**CHALLENGE**:
Write out the data below exactly as given, without any of its pictures.

## start

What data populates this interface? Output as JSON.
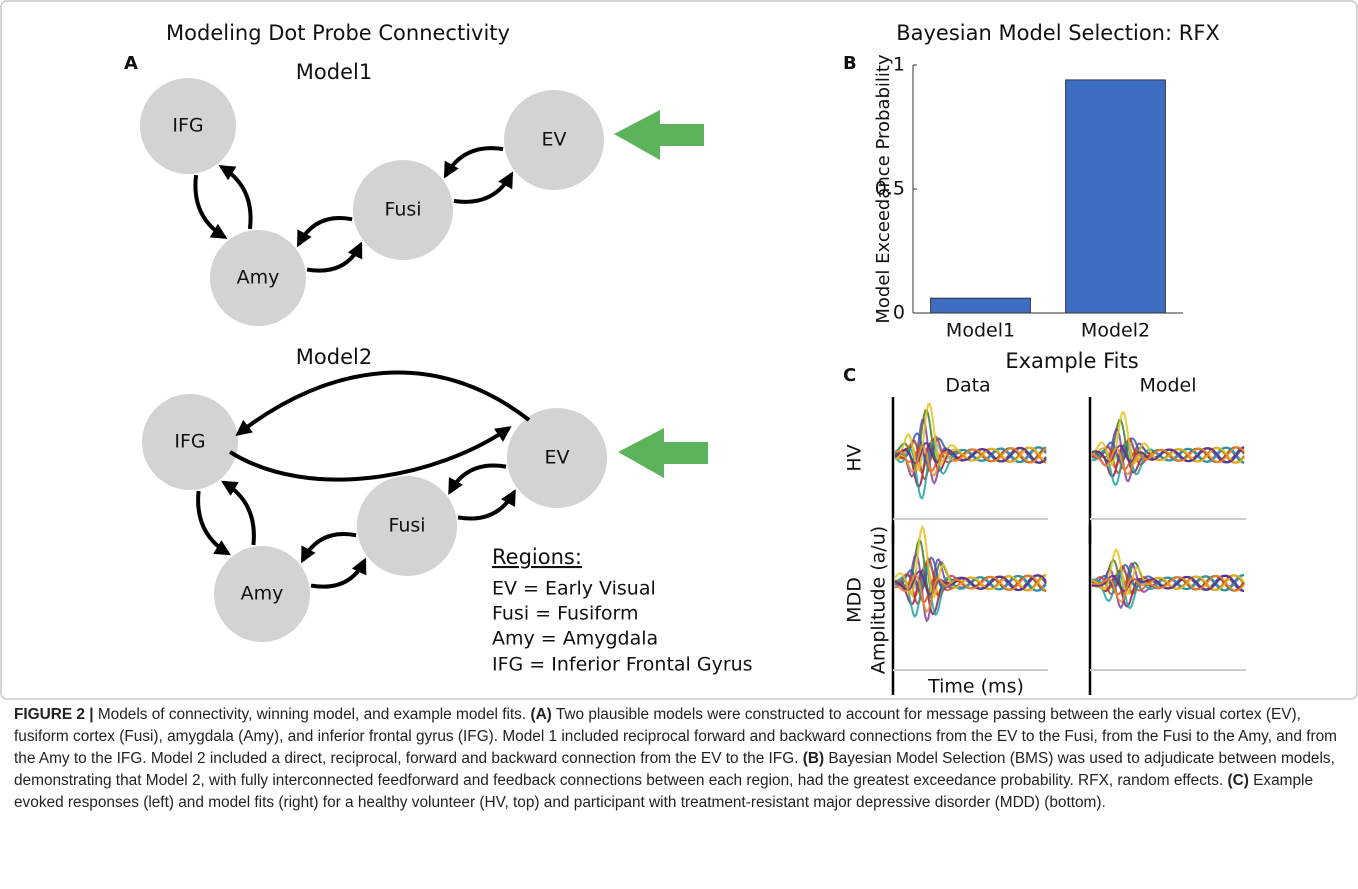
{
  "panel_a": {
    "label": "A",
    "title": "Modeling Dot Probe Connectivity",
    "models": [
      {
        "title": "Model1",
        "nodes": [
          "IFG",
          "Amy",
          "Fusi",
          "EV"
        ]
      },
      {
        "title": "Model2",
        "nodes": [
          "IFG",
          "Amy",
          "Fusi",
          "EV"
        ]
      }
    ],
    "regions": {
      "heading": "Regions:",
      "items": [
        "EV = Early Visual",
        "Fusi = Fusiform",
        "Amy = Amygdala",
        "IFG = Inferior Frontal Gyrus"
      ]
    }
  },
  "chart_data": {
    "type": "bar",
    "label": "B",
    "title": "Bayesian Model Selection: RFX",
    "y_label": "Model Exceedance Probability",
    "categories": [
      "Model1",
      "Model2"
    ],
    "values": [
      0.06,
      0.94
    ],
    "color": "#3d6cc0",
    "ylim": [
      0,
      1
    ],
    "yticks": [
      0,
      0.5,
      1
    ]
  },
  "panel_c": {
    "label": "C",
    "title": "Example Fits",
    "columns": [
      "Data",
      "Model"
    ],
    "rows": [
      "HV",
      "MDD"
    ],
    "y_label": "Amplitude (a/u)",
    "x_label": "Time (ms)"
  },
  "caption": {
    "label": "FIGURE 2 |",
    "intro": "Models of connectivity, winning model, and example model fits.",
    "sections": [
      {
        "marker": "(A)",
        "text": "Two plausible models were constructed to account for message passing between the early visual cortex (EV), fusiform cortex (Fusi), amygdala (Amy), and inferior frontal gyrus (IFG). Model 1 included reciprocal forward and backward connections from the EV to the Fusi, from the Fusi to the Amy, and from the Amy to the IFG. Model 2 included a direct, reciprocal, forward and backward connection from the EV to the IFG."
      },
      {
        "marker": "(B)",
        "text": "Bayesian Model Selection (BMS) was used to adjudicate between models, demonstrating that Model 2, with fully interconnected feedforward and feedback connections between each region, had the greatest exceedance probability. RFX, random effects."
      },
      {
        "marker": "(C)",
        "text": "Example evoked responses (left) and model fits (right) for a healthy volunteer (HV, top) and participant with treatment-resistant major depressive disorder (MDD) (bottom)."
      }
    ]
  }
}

## end

**WRITTEN SOLUTION**:
What data populates this interface? Output as JSON.
{
  "panel_a": {
    "label": "A",
    "title": "Modeling Dot Probe Connectivity",
    "models": [
      {
        "title": "Model1",
        "nodes": [
          "IFG",
          "Amy",
          "Fusi",
          "EV"
        ]
      },
      {
        "title": "Model2",
        "nodes": [
          "IFG",
          "Amy",
          "Fusi",
          "EV"
        ]
      }
    ],
    "regions": {
      "heading": "Regions:",
      "items": [
        "EV = Early Visual",
        "Fusi = Fusiform",
        "Amy = Amygdala",
        "IFG = Inferior Frontal Gyrus"
      ]
    }
  },
  "chart_data": {
    "type": "bar",
    "label": "B",
    "title": "Bayesian Model Selection: RFX",
    "y_label": "Model Exceedance Probability",
    "categories": [
      "Model1",
      "Model2"
    ],
    "values": [
      0.06,
      0.94
    ],
    "color": "#3d6cc0",
    "ylim": [
      0,
      1
    ],
    "yticks": [
      0,
      0.5,
      1
    ]
  },
  "panel_c": {
    "label": "C",
    "title": "Example Fits",
    "columns": [
      "Data",
      "Model"
    ],
    "rows": [
      "HV",
      "MDD"
    ],
    "y_label": "Amplitude (a/u)",
    "x_label": "Time (ms)"
  },
  "caption": {
    "label": "FIGURE 2 |",
    "intro": "Models of connectivity, winning model, and example model fits.",
    "sections": [
      {
        "marker": "(A)",
        "text": "Two plausible models were constructed to account for message passing between the early visual cortex (EV), fusiform cortex (Fusi), amygdala (Amy), and inferior frontal gyrus (IFG). Model 1 included reciprocal forward and backward connections from the EV to the Fusi, from the Fusi to the Amy, and from the Amy to the IFG. Model 2 included a direct, reciprocal, forward and backward connection from the EV to the IFG."
      },
      {
        "marker": "(B)",
        "text": "Bayesian Model Selection (BMS) was used to adjudicate between models, demonstrating that Model 2, with fully interconnected feedforward and feedback connections between each region, had the greatest exceedance probability. RFX, random effects."
      },
      {
        "marker": "(C)",
        "text": "Example evoked responses (left) and model fits (right) for a healthy volunteer (HV, top) and participant with treatment-resistant major depressive disorder (MDD) (bottom)."
      }
    ]
  }
}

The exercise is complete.